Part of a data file
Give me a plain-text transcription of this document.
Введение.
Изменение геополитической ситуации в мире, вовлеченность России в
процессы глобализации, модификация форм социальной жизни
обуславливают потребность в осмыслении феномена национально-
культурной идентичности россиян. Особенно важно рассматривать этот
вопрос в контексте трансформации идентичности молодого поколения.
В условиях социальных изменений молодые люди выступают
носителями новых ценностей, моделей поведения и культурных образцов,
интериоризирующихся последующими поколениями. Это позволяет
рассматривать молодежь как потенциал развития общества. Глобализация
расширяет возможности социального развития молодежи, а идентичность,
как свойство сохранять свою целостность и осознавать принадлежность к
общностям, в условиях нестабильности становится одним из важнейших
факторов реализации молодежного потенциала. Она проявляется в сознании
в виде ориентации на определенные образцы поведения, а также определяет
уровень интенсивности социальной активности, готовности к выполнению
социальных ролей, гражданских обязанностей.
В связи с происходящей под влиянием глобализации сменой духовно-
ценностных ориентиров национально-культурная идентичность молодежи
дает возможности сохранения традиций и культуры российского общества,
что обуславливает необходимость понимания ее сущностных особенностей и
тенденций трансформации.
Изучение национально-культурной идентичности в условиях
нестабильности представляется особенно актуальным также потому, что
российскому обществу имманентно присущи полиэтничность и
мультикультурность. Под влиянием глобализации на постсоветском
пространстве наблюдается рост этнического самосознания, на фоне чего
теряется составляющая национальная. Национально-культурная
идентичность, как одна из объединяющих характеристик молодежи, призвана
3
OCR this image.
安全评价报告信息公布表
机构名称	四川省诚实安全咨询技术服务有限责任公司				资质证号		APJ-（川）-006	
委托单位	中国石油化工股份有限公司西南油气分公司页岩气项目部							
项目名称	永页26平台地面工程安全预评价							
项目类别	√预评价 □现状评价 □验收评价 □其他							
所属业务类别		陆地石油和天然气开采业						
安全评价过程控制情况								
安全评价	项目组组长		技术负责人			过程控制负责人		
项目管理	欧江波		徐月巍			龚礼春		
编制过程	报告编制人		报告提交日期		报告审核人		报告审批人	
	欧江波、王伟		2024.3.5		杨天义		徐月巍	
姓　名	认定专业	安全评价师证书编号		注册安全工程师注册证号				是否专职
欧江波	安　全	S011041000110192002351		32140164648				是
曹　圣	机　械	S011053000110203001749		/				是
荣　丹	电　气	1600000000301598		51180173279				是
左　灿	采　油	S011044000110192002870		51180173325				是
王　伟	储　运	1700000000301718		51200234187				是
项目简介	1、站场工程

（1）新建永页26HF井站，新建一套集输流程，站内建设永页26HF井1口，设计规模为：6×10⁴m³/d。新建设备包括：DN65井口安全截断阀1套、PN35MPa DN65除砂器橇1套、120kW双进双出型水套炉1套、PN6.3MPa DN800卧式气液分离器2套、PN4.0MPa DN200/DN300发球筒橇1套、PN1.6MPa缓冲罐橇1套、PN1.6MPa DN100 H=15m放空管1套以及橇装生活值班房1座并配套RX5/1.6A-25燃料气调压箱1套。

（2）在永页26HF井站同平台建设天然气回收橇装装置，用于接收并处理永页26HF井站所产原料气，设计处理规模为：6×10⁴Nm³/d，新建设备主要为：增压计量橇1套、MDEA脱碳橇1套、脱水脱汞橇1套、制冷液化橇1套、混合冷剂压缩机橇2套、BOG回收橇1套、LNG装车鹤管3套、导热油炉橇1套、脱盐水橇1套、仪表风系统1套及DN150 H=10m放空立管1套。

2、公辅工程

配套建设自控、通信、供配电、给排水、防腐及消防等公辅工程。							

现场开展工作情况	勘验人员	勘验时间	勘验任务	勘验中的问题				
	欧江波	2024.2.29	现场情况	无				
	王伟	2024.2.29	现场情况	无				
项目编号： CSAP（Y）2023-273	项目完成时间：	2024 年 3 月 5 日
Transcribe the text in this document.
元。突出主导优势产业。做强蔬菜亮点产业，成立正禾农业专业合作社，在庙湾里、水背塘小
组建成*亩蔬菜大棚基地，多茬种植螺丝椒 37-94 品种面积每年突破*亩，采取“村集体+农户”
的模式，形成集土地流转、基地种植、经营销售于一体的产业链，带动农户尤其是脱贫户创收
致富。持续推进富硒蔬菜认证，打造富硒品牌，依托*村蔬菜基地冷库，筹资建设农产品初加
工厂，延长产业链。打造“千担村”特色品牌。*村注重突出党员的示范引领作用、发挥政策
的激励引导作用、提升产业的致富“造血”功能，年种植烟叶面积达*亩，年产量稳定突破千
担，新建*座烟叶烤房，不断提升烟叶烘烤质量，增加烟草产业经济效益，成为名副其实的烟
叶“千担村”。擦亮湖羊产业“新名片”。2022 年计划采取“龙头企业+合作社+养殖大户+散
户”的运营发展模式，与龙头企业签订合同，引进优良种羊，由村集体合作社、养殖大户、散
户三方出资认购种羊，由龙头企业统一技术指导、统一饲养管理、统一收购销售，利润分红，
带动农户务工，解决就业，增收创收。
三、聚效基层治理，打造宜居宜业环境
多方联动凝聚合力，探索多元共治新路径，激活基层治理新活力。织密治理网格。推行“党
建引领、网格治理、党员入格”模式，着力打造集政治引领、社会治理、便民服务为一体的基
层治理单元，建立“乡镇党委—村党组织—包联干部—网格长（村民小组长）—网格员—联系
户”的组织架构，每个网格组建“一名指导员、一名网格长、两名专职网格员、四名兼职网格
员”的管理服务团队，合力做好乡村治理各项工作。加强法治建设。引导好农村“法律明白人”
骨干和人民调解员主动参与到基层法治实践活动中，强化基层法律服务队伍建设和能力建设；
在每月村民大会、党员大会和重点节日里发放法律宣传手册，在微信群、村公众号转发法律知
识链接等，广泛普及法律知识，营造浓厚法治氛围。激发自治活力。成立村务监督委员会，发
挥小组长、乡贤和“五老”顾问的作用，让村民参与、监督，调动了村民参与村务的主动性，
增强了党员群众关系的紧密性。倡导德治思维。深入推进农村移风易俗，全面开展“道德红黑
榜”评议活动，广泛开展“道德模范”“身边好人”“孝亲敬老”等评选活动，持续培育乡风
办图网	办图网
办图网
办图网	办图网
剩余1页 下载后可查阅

_EXERCISE INSTRUCTIONS:_ Print all of the entries again, exactly as written.

_OUTPUT:_
Give me a plain-text transcription of this document.
Введение.
Изменение геополитической ситуации в мире, вовлеченность России в
процессы глобализации, модификация форм социальной жизни
обуславливают потребность в осмыслении феномена национально-
культурной идентичности россиян. Особенно важно рассматривать этот
вопрос в контексте трансформации идентичности молодого поколения.
В условиях социальных изменений молодые люди выступают
носителями новых ценностей, моделей поведения и культурных образцов,
интериоризирующихся последующими поколениями. Это позволяет
рассматривать молодежь как потенциал развития общества. Глобализация
расширяет возможности социального развития молодежи, а идентичность,
как свойство сохранять свою целостность и осознавать принадлежность к
общностям, в условиях нестабильности становится одним из важнейших
факторов реализации молодежного потенциала. Она проявляется в сознании
в виде ориентации на определенные образцы поведения, а также определяет
уровень интенсивности социальной активности, готовности к выполнению
социальных ролей, гражданских обязанностей.
В связи с происходящей под влиянием глобализации сменой духовно-
ценностных ориентиров национально-культурная идентичность молодежи
дает возможности сохранения традиций и культуры российского общества,
что обуславливает необходимость понимания ее сущностных особенностей и
тенденций трансформации.
Изучение национально-культурной идентичности в условиях
нестабильности представляется особенно актуальным также потому, что
российскому обществу имманентно присущи полиэтничность и
мультикультурность. Под влиянием глобализации на постсоветском
пространстве наблюдается рост этнического самосознания, на фоне чего
теряется составляющая национальная. Национально-культурная
идентичность, как одна из объединяющих характеристик молодежи, призвана
3
OCR this image.
安全评价报告信息公布表
机构名称	四川省诚实安全咨询技术服务有限责任公司				资质证号		APJ-（川）-006	
委托单位	中国石油化工股份有限公司西南油气分公司页岩气项目部							
项目名称	永页26平台地面工程安全预评价							
项目类别	√预评价 □现状评价 □验收评价 □其他							
所属业务类别		陆地石油和天然气开采业						
安全评价过程控制情况								
安全评价	项目组组长		技术负责人			过程控制负责人		
项目管理	欧江波		徐月巍			龚礼春		
编制过程	报告编制人		报告提交日期		报告审核人		报告审批人	
	欧江波、王伟		2024.3.5		杨天义		徐月巍	
姓　名	认定专业	安全评价师证书编号		注册安全工程师注册证号				是否专职
欧江波	安　全	S011041000110192002351		32140164648				是
曹　圣	机　械	S011053000110203001749		/				是
荣　丹	电　气	1600000000301598		51180173279				是
左　灿	采　油	S011044000110192002870		51180173325				是
王　伟	储　运	1700000000301718		51200234187				是
项目简介	1、站场工程

（1）新建永页26HF井站，新建一套集输流程，站内建设永页26HF井1口，设计规模为：6×10⁴m³/d。新建设备包括：DN65井口安全截断阀1套、PN35MPa DN65除砂器橇1套、120kW双进双出型水套炉1套、PN6.3MPa DN800卧式气液分离器2套、PN4.0MPa DN200/DN300发球筒橇1套、PN1.6MPa缓冲罐橇1套、PN1.6MPa DN100 H=15m放空管1套以及橇装生活值班房1座并配套RX5/1.6A-25燃料气调压箱1套。

（2）在永页26HF井站同平台建设天然气回收橇装装置，用于接收并处理永页26HF井站所产原料气，设计处理规模为：6×10⁴Nm³/d，新建设备主要为：增压计量橇1套、MDEA脱碳橇1套、脱水脱汞橇1套、制冷液化橇1套、混合冷剂压缩机橇2套、BOG回收橇1套、LNG装车鹤管3套、导热油炉橇1套、脱盐水橇1套、仪表风系统1套及DN150 H=10m放空立管1套。

2、公辅工程

配套建设自控、通信、供配电、给排水、防腐及消防等公辅工程。							

现场开展工作情况	勘验人员	勘验时间	勘验任务	勘验中的问题				
	欧江波	2024.2.29	现场情况	无				
	王伟	2024.2.29	现场情况	无				
项目编号： CSAP（Y）2023-273	项目完成时间：	2024 年 3 月 5 日
Transcribe the text in this document.
元。突出主导优势产业。做强蔬菜亮点产业，成立正禾农业专业合作社，在庙湾里、水背塘小
组建成*亩蔬菜大棚基地，多茬种植螺丝椒 37-94 品种面积每年突破*亩，采取“村集体+农户”
的模式，形成集土地流转、基地种植、经营销售于一体的产业链，带动农户尤其是脱贫户创收
致富。持续推进富硒蔬菜认证，打造富硒品牌，依托*村蔬菜基地冷库，筹资建设农产品初加
工厂，延长产业链。打造“千担村”特色品牌。*村注重突出党员的示范引领作用、发挥政策
的激励引导作用、提升产业的致富“造血”功能，年种植烟叶面积达*亩，年产量稳定突破千
担，新建*座烟叶烤房，不断提升烟叶烘烤质量，增加烟草产业经济效益，成为名副其实的烟
叶“千担村”。擦亮湖羊产业“新名片”。2022 年计划采取“龙头企业+合作社+养殖大户+散
户”的运营发展模式，与龙头企业签订合同，引进优良种羊，由村集体合作社、养殖大户、散
户三方出资认购种羊，由龙头企业统一技术指导、统一饲养管理、统一收购销售，利润分红，
带动农户务工，解决就业，增收创收。
三、聚效基层治理，打造宜居宜业环境
多方联动凝聚合力，探索多元共治新路径，激活基层治理新活力。织密治理网格。推行“党
建引领、网格治理、党员入格”模式，着力打造集政治引领、社会治理、便民服务为一体的基
层治理单元，建立“乡镇党委—村党组织—包联干部—网格长（村民小组长）—网格员—联系
户”的组织架构，每个网格组建“一名指导员、一名网格长、两名专职网格员、四名兼职网格
员”的管理服务团队，合力做好乡村治理各项工作。加强法治建设。引导好农村“法律明白人”
骨干和人民调解员主动参与到基层法治实践活动中，强化基层法律服务队伍建设和能力建设；
在每月村民大会、党员大会和重点节日里发放法律宣传手册，在微信群、村公众号转发法律知
识链接等，广泛普及法律知识，营造浓厚法治氛围。激发自治活力。成立村务监督委员会，发
挥小组长、乡贤和“五老”顾问的作用，让村民参与、监督，调动了村民参与村务的主动性，
增强了党员群众关系的紧密性。倡导德治思维。深入推进农村移风易俗，全面开展“道德红黑
榜”评议活动，广泛开展“道德模范”“身边好人”“孝亲敬老”等评选活动，持续培育乡风
办图网	办图网
办图网
办图网	办图网
剩余1页 下载后可查阅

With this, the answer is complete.